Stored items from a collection
## Start
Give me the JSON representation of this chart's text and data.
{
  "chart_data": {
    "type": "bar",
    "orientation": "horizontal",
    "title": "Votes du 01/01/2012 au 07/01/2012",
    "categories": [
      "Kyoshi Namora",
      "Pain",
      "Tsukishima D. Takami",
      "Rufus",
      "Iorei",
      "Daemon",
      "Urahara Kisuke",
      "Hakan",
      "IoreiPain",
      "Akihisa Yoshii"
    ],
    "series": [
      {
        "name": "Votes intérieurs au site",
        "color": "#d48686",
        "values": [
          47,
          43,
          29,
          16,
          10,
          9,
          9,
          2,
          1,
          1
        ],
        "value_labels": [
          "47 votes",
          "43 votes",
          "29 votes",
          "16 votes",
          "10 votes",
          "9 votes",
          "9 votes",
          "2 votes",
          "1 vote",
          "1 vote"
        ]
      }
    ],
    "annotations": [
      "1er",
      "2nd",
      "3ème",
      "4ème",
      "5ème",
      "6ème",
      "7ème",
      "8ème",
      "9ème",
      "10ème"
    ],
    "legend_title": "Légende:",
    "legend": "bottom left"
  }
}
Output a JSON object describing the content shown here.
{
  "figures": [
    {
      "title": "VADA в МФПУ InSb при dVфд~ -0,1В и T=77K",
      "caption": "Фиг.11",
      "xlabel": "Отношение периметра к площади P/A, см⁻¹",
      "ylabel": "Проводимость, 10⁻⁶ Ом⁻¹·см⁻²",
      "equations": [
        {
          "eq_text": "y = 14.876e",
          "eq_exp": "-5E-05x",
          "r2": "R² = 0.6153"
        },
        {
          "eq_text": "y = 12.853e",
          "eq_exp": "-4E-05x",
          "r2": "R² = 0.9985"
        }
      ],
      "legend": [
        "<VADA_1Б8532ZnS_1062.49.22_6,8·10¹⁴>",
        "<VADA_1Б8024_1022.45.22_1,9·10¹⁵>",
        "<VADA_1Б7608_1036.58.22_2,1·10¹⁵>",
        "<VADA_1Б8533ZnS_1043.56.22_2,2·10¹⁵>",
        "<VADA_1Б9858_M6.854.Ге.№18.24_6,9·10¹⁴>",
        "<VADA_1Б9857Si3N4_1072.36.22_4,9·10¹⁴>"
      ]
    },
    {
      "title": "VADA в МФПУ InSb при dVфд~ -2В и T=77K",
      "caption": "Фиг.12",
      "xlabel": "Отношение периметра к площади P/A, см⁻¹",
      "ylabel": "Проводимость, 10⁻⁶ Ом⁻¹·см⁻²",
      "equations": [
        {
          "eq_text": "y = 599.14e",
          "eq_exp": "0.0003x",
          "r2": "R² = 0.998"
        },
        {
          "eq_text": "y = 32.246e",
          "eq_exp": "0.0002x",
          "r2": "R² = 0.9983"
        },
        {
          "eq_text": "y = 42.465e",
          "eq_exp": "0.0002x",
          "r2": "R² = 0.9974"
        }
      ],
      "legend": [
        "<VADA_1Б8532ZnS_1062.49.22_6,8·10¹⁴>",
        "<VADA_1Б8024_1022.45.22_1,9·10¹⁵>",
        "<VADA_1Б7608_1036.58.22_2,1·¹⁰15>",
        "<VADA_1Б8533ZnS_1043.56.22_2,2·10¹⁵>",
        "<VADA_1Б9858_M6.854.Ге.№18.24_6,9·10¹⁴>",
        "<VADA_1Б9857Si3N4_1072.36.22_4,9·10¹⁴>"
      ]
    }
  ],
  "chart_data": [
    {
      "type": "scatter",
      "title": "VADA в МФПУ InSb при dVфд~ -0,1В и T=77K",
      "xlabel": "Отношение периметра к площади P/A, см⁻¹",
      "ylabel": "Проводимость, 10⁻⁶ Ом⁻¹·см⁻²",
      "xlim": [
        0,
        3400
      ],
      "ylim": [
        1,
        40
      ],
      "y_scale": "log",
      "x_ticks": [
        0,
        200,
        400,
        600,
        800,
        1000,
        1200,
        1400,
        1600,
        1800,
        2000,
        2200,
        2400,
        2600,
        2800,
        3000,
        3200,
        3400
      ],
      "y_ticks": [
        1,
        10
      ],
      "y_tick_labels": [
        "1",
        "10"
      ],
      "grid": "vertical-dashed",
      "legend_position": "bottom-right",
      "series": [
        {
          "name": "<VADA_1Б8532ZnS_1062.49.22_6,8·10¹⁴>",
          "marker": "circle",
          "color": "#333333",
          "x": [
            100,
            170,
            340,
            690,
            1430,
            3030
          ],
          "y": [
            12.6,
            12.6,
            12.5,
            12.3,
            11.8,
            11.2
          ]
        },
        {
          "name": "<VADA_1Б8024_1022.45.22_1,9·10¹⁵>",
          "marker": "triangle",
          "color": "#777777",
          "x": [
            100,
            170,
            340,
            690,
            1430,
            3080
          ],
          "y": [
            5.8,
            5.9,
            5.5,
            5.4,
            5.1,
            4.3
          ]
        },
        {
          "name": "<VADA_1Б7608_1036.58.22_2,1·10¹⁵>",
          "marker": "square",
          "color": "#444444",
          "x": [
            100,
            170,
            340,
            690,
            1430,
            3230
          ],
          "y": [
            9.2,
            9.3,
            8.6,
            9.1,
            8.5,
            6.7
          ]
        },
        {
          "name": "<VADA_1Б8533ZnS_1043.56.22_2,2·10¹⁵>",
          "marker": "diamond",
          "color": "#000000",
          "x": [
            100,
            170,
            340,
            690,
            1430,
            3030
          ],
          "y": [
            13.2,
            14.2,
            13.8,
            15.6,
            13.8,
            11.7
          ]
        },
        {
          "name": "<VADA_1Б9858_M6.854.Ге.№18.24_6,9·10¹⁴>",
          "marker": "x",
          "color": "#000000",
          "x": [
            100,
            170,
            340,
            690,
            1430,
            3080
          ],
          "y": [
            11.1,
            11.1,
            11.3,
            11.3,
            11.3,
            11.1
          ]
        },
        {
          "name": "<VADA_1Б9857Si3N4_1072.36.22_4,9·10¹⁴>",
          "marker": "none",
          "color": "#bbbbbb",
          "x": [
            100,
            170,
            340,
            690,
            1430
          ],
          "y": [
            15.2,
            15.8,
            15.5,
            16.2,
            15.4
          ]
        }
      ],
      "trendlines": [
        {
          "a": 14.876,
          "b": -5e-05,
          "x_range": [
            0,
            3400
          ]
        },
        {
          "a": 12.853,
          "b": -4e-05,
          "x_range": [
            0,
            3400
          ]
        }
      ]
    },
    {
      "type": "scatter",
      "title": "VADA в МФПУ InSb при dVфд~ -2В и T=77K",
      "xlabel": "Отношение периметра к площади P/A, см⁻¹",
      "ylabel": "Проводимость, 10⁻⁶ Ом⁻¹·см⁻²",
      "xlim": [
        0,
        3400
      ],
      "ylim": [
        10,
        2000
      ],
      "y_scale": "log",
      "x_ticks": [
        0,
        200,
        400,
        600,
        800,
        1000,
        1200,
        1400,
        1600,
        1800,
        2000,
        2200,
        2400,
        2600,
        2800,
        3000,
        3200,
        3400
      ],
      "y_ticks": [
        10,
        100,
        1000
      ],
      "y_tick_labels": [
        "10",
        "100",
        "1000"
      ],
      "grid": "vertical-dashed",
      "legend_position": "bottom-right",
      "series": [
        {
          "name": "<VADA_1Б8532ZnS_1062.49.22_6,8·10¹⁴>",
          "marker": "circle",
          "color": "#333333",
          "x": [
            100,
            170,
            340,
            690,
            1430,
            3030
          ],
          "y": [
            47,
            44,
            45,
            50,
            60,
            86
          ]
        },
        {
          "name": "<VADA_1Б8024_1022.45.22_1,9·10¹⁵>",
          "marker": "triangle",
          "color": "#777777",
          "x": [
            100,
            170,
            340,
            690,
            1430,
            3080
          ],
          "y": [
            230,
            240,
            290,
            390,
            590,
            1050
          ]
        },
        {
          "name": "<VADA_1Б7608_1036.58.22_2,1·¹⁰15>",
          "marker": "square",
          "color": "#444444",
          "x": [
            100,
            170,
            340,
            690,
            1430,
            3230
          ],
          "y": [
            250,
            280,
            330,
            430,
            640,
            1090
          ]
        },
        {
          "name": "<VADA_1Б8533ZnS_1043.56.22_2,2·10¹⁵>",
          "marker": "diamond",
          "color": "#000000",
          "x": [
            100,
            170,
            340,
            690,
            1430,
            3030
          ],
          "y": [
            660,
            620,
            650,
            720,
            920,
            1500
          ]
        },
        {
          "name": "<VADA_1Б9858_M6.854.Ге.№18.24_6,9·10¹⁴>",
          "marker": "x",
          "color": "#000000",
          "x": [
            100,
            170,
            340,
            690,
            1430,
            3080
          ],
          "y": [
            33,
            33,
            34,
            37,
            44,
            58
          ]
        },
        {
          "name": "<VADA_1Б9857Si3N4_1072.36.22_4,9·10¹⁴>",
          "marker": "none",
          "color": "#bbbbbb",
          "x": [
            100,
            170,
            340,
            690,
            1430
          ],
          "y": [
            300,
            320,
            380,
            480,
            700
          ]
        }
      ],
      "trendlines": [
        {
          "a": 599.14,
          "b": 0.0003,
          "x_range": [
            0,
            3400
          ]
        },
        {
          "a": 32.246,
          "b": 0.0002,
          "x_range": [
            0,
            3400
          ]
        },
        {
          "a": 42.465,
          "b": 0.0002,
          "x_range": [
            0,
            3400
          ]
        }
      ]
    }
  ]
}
## End
From the listing above, copy out each line where the word "JSON" appears.

_ANSWER BELOW_
Give me the JSON representation of this chart's text and data.
Output a JSON object describing the content shown here.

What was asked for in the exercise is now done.